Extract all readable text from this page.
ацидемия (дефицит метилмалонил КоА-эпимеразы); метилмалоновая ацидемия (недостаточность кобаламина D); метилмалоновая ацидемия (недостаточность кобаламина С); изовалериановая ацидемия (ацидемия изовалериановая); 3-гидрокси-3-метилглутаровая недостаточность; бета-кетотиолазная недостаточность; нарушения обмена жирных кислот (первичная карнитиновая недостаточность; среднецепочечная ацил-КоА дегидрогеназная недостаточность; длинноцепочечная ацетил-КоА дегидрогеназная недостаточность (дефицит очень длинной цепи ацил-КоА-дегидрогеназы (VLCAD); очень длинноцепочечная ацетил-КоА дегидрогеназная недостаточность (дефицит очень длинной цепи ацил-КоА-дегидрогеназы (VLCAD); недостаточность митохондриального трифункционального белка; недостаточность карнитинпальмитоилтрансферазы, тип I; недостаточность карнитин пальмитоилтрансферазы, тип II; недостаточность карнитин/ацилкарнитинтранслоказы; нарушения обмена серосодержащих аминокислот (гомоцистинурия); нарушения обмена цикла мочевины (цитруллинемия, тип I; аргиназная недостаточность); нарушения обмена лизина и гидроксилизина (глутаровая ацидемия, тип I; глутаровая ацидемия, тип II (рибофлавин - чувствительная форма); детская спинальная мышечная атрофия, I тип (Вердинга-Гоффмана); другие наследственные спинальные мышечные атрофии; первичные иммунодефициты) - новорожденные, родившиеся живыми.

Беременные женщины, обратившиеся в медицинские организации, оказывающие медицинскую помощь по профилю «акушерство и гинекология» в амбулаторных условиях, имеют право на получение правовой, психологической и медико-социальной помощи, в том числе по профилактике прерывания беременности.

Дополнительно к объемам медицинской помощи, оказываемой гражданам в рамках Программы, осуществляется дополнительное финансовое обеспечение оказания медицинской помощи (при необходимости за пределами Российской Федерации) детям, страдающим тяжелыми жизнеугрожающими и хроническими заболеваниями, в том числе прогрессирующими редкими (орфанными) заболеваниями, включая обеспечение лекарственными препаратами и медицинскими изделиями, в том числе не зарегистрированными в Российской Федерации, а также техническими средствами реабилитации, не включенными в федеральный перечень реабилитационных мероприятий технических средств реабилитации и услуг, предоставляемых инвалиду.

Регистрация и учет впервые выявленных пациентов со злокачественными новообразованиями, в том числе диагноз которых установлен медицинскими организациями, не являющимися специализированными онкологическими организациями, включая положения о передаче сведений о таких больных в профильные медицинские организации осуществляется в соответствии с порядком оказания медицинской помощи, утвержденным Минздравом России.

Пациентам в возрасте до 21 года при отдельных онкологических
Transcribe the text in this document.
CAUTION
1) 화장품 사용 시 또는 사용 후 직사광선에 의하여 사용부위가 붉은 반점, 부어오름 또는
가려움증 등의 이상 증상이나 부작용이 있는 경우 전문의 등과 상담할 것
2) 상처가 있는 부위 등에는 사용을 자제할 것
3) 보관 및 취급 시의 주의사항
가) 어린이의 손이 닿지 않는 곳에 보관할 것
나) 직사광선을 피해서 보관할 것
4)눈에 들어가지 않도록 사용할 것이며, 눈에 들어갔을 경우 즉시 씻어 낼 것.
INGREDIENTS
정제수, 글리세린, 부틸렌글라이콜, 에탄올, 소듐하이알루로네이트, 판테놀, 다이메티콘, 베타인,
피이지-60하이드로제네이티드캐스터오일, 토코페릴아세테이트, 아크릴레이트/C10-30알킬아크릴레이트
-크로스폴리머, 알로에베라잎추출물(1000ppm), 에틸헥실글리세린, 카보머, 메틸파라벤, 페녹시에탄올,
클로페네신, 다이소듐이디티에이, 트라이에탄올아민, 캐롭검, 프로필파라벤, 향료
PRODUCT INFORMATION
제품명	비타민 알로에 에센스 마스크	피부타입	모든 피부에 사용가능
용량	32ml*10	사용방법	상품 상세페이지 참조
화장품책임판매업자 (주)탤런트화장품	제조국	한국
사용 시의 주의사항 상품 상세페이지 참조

> WHAT IS NEEDED:
Copy out exactly the lines running from the line with "Transcribe the text in this document." to the end of the records, inclusive.

> COMPLETE RESPONSE:
Transcribe the text in this document.
CAUTION
1) 화장품 사용 시 또는 사용 후 직사광선에 의하여 사용부위가 붉은 반점, 부어오름 또는
가려움증 등의 이상 증상이나 부작용이 있는 경우 전문의 등과 상담할 것
2) 상처가 있는 부위 등에는 사용을 자제할 것
3) 보관 및 취급 시의 주의사항
가) 어린이의 손이 닿지 않는 곳에 보관할 것
나) 직사광선을 피해서 보관할 것
4)눈에 들어가지 않도록 사용할 것이며, 눈에 들어갔을 경우 즉시 씻어 낼 것.
INGREDIENTS
정제수, 글리세린, 부틸렌글라이콜, 에탄올, 소듐하이알루로네이트, 판테놀, 다이메티콘, 베타인,
피이지-60하이드로제네이티드캐스터오일, 토코페릴아세테이트, 아크릴레이트/C10-30알킬아크릴레이트
-크로스폴리머, 알로에베라잎추출물(1000ppm), 에틸헥실글리세린, 카보머, 메틸파라벤, 페녹시에탄올,
클로페네신, 다이소듐이디티에이, 트라이에탄올아민, 캐롭검, 프로필파라벤, 향료
PRODUCT INFORMATION
제품명	비타민 알로에 에센스 마스크	피부타입	모든 피부에 사용가능
용량	32ml*10	사용방법	상품 상세페이지 참조
화장품책임판매업자 (주)탤런트화장품	제조국	한국
사용 시의 주의사항 상품 상세페이지 참조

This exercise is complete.